YOUR TASK: Report the number of lines that include "name", with no additional text.
··· SUPPLIED DATA ···
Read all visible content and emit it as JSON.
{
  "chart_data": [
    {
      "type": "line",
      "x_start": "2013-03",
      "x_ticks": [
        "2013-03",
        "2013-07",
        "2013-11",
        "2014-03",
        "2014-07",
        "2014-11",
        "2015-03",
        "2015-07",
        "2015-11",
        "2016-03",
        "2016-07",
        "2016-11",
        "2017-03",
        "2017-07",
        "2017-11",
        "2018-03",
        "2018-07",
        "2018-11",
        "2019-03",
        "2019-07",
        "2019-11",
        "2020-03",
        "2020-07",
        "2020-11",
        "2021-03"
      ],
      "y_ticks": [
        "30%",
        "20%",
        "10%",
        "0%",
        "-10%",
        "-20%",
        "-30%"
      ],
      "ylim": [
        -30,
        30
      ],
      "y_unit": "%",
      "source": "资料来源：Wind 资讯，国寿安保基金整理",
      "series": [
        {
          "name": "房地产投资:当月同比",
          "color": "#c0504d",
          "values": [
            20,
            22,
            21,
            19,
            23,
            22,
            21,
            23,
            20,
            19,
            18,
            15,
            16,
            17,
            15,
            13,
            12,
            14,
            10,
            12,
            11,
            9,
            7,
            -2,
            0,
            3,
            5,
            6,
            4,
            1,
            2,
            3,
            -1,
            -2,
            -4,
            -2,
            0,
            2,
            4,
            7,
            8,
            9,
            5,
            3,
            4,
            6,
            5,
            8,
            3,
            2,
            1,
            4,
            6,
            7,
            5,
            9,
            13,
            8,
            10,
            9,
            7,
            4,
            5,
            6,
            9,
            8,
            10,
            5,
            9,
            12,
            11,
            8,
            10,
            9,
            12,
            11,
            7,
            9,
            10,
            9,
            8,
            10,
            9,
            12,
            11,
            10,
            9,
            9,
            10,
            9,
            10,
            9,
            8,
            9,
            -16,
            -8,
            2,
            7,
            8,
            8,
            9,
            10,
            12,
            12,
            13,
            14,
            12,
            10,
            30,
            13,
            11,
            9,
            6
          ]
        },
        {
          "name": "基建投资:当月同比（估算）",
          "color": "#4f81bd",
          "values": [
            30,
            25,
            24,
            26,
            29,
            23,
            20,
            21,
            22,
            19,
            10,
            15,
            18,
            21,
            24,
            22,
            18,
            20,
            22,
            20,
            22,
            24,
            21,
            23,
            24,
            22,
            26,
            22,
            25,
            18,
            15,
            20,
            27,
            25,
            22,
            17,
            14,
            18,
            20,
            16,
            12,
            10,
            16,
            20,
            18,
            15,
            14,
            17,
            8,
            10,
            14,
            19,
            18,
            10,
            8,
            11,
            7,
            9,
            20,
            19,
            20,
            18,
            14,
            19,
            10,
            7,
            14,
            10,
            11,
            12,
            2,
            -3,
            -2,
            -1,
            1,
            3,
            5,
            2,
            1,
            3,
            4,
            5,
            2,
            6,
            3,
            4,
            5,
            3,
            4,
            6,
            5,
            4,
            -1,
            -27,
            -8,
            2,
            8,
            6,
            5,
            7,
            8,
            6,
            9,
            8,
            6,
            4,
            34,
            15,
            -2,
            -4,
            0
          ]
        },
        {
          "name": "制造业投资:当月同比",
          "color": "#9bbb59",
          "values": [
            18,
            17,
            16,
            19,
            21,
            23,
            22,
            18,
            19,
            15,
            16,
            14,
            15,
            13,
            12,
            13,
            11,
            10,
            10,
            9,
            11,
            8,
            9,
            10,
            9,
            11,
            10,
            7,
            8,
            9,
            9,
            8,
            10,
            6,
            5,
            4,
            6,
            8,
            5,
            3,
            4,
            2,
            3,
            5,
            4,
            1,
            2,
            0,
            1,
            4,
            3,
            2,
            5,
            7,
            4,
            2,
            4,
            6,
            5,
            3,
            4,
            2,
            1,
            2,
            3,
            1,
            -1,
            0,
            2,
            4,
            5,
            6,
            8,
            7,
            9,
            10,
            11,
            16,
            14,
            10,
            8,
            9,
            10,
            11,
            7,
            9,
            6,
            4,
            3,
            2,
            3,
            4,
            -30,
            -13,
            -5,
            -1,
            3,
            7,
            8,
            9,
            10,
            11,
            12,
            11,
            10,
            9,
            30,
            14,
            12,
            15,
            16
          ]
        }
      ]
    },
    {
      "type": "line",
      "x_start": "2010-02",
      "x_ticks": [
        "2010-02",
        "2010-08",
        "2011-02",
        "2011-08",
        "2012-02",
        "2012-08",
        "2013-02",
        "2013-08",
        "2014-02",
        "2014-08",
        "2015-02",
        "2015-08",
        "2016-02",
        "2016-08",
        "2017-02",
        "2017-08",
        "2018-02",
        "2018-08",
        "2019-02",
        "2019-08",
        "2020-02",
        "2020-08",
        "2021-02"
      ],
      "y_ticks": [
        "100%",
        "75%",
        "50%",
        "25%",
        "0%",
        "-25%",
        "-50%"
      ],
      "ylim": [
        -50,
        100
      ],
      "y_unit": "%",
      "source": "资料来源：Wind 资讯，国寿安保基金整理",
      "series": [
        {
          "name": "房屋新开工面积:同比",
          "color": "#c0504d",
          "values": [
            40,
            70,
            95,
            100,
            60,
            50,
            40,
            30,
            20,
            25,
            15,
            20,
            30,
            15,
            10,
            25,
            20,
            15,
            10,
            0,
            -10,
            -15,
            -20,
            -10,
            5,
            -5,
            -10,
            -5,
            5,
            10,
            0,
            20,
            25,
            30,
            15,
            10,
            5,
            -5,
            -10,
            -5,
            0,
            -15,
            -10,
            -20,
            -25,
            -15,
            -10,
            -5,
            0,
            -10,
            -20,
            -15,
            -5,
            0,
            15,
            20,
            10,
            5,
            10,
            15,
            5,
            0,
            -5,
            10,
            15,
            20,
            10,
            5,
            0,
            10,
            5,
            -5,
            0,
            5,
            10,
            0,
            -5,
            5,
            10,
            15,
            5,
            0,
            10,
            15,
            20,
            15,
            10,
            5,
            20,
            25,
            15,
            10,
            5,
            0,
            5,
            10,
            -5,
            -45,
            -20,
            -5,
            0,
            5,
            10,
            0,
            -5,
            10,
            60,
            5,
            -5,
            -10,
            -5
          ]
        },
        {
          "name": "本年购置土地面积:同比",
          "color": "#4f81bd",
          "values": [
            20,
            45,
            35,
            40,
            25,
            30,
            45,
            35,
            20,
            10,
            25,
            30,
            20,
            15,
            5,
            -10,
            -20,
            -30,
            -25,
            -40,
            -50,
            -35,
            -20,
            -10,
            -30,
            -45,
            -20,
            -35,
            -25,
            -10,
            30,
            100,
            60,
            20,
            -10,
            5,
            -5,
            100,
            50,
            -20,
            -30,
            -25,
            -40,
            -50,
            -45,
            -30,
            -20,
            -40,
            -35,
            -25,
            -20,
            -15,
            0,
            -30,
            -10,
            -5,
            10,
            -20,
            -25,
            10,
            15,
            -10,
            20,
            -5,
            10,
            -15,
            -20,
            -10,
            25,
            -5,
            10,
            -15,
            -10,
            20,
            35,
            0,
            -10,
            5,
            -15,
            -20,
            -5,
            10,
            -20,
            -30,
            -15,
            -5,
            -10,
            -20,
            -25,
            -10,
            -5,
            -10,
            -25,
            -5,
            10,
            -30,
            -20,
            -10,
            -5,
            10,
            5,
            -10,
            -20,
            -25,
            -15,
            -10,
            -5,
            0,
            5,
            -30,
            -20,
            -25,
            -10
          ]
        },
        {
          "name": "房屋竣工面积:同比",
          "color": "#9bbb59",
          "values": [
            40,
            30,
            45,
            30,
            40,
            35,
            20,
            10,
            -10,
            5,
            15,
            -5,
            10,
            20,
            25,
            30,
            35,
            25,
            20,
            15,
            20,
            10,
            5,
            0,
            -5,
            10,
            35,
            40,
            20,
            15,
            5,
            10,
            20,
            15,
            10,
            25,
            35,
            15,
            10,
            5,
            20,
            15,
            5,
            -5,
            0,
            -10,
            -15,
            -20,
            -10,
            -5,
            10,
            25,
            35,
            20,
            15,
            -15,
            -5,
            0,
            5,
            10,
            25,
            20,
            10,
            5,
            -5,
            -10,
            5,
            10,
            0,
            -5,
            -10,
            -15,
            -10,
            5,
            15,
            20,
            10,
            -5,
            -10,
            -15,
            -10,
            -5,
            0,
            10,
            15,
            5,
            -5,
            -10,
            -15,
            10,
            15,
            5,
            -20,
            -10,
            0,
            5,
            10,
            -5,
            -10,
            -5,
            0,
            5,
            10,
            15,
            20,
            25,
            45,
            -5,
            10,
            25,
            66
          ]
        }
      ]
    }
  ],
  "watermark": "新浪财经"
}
···
RESPONSE: 6